* [Items]

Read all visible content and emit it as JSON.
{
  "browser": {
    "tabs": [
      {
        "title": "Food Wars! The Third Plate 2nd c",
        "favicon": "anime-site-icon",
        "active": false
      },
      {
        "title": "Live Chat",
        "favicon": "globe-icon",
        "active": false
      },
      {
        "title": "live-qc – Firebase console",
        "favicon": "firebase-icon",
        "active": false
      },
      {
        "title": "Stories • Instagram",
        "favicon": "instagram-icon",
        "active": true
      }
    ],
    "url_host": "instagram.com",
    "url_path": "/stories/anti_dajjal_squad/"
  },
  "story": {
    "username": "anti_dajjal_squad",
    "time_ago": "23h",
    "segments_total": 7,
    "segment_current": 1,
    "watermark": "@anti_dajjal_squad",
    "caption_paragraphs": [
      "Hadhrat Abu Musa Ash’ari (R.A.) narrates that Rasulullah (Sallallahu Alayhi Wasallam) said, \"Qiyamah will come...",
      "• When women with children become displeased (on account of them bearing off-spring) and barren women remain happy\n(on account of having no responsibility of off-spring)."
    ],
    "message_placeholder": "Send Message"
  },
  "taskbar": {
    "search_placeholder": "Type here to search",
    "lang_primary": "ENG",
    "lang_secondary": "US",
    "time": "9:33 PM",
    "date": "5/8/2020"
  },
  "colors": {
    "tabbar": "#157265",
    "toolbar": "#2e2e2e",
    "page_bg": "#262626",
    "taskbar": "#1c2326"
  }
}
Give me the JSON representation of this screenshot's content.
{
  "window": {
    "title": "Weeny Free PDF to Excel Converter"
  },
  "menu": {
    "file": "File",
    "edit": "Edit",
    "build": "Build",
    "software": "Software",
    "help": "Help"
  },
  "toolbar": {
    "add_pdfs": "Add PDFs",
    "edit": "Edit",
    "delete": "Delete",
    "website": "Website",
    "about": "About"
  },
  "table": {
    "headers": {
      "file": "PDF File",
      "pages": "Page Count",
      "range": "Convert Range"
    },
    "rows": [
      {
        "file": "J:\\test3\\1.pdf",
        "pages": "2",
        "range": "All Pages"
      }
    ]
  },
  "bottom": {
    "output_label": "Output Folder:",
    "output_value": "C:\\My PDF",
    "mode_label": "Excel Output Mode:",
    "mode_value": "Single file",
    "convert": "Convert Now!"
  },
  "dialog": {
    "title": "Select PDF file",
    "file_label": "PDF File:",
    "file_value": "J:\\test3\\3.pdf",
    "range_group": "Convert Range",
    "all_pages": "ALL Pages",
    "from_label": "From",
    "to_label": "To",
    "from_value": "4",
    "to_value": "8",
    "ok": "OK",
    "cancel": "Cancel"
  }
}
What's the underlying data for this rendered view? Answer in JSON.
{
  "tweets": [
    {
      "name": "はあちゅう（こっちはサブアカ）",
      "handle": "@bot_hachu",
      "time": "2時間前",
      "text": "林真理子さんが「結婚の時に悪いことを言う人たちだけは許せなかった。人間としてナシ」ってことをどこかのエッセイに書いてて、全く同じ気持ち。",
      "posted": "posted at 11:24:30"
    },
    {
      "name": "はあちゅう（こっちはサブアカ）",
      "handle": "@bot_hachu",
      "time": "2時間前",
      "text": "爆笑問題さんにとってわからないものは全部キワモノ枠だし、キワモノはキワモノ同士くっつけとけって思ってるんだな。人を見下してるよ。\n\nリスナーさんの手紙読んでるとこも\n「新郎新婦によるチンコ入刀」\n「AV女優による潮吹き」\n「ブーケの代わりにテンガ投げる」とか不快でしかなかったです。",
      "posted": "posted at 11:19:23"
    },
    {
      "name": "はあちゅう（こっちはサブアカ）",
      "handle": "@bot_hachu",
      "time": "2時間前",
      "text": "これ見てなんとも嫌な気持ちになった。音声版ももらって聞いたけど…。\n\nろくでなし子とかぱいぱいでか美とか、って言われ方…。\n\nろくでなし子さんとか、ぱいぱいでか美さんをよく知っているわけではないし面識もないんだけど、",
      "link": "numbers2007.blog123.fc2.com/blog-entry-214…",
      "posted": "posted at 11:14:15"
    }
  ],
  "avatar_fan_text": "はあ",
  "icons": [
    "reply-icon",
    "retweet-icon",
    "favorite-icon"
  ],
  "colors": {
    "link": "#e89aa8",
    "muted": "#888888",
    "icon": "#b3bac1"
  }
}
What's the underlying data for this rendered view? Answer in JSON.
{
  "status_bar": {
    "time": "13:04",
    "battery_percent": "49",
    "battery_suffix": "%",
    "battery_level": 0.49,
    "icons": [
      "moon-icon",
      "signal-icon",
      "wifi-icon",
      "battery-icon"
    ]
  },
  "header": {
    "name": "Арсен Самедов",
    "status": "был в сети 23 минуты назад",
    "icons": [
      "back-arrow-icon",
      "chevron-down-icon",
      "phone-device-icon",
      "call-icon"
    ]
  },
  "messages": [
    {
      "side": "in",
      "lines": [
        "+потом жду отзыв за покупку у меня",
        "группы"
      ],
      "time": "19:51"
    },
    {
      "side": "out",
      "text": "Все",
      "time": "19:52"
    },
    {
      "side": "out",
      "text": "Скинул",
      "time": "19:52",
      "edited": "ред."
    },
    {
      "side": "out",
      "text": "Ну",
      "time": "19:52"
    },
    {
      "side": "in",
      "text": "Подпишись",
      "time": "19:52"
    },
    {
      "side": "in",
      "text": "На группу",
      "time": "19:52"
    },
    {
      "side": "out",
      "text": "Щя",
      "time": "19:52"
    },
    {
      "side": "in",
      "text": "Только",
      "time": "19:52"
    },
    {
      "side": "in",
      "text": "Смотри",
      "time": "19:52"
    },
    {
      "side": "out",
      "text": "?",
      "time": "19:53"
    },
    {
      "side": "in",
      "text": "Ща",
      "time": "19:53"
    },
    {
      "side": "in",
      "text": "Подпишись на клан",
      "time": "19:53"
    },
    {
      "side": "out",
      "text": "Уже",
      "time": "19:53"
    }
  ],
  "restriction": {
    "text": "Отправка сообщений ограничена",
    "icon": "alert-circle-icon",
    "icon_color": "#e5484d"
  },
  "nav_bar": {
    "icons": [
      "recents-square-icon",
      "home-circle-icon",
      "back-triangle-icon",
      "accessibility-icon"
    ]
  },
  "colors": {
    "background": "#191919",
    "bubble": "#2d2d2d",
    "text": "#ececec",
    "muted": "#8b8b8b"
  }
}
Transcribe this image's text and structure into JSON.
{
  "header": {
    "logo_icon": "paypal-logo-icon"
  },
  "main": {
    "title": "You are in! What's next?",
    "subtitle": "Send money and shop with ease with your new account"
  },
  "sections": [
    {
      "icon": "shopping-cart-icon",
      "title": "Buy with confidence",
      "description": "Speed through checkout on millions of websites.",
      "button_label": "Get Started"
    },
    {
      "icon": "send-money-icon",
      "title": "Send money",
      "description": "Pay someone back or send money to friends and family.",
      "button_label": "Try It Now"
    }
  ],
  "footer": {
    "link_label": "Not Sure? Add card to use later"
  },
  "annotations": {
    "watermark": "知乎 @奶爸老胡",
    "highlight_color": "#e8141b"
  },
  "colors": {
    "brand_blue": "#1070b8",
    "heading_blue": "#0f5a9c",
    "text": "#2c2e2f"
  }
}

* [What is asked] Scan the records above for the string "Excel", then report every line that contains it.

* [Response below]
    "title": "Weeny Free PDF to Excel Converter"
    "mode_label": "Excel Output Mode:",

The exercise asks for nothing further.